EXERCISE OBJECTIVE
Pull out each line of the records holding the string "icon".

GIVEN DATA
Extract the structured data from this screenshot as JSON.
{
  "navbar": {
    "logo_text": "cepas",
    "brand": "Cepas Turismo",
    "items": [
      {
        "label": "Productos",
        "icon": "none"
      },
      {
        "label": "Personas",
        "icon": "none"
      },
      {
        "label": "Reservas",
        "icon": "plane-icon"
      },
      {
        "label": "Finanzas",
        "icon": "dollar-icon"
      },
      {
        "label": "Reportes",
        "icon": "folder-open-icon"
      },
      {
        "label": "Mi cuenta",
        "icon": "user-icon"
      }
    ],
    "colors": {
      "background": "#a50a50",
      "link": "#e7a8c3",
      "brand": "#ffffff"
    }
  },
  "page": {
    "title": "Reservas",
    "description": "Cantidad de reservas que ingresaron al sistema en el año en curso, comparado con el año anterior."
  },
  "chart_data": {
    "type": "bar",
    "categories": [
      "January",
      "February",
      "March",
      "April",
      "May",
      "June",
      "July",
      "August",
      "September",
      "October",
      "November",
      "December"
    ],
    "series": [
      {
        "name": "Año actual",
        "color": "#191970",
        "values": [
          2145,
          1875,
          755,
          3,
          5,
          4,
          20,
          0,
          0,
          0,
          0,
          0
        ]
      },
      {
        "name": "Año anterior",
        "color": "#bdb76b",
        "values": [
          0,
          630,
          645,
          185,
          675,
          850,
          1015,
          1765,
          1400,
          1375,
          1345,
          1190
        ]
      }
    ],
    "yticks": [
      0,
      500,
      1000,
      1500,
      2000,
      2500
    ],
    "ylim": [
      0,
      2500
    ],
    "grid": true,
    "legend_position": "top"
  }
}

RESPONSE TO THE TASK
        "icon": "none"
        "icon": "none"
        "icon": "plane-icon"
        "icon": "dollar-icon"
        "icon": "folder-open-icon"
        "icon": "user-icon"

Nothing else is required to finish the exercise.